# Exercise:
Repeat the listing that follows, character for character, minus the pictures.

[Items from a dataset]
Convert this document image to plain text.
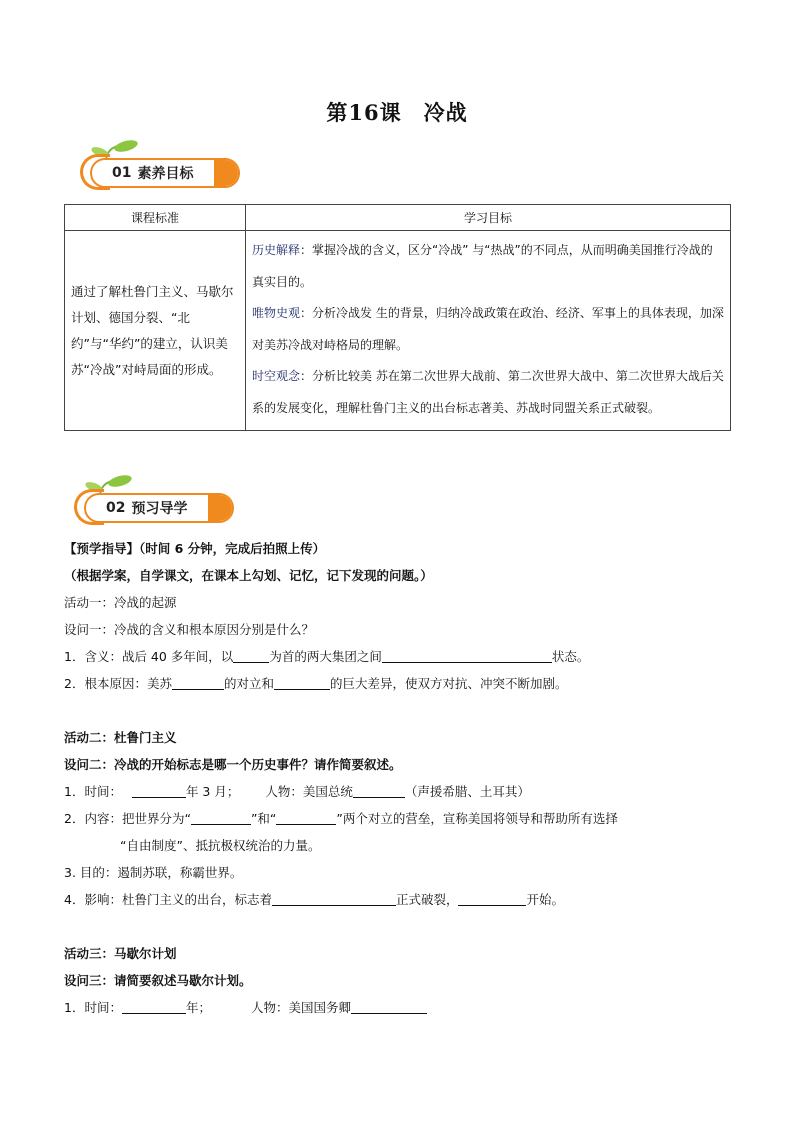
第16课　冷战
01 素养目标
课程标准	学习目标
通过了解杜鲁门主义、马歇尔计划、德国分裂、“北约”与“华约”的建立，认识美苏“冷战”对峙局面的形成。	历史解释：掌握冷战的含义，区分“冷战” 与“热战”的不同点，从而明确美国推行冷战的真实目的。
唯物史观：分析冷战发 生的背景，归纳冷战政策在政治、经济、军事上的具体表现，加深对美苏冷战对峙格局的理解。
时空观念：分析比较美 苏在第二次世界大战前、第二次世界大战中、第二次世界大战后关系的发展变化，理解杜鲁门主义的出台标志著美、苏战时同盟关系正式破裂。
02 预习导学
【预学指导】（时间 6 分钟，完成后拍照上传）
（根据学案，自学课文，在课本上勾划、记忆，记下发现的问题。）
活动一：冷战的起源
设问一：冷战的含义和根本原因分别是什么？
1．含义：战后 40 多年间，以	为首的两大集团之间	状态。
2．根本原因：美苏	的对立和	的巨大差异，使双方对抗、冲突不断加剧。
活动二：杜鲁门主义
设问二：冷战的开始标志是哪一个历史事件？请作简要叙述。
1．时间：	年 3 月； 人物：美国总统	（声援希腊、土耳其）
2．内容：把世界分为“	”和“	”两个对立的营垒，宣称美国将领导和帮助所有选择
“自由制度”、抵抗极权统治的力量。
3. 目的：遏制苏联，称霸世界。
4．影响：杜鲁门主义的出台，标志着	正式破裂，	开始。
活动三：马歇尔计划
设问三：请简要叙述马歇尔计划。
1．时间：	年；	人物：美国国务卿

# Response:
Convert this document image to plain text.
第16课　冷战
01 素养目标
课程标准	学习目标
通过了解杜鲁门主义、马歇尔计划、德国分裂、“北约”与“华约”的建立，认识美苏“冷战”对峙局面的形成。	历史解释：掌握冷战的含义，区分“冷战” 与“热战”的不同点，从而明确美国推行冷战的真实目的。
唯物史观：分析冷战发 生的背景，归纳冷战政策在政治、经济、军事上的具体表现，加深对美苏冷战对峙格局的理解。
时空观念：分析比较美 苏在第二次世界大战前、第二次世界大战中、第二次世界大战后关系的发展变化，理解杜鲁门主义的出台标志著美、苏战时同盟关系正式破裂。
02 预习导学
【预学指导】（时间 6 分钟，完成后拍照上传）
（根据学案，自学课文，在课本上勾划、记忆，记下发现的问题。）
活动一：冷战的起源
设问一：冷战的含义和根本原因分别是什么？
1．含义：战后 40 多年间，以	为首的两大集团之间	状态。
2．根本原因：美苏	的对立和	的巨大差异，使双方对抗、冲突不断加剧。
活动二：杜鲁门主义
设问二：冷战的开始标志是哪一个历史事件？请作简要叙述。
1．时间：	年 3 月； 人物：美国总统	（声援希腊、土耳其）
2．内容：把世界分为“	”和“	”两个对立的营垒，宣称美国将领导和帮助所有选择
“自由制度”、抵抗极权统治的力量。
3. 目的：遏制苏联，称霸世界。
4．影响：杜鲁门主义的出台，标志着	正式破裂，	开始。
活动三：马歇尔计划
设问三：请简要叙述马歇尔计划。
1．时间：	年；	人物：美国国务卿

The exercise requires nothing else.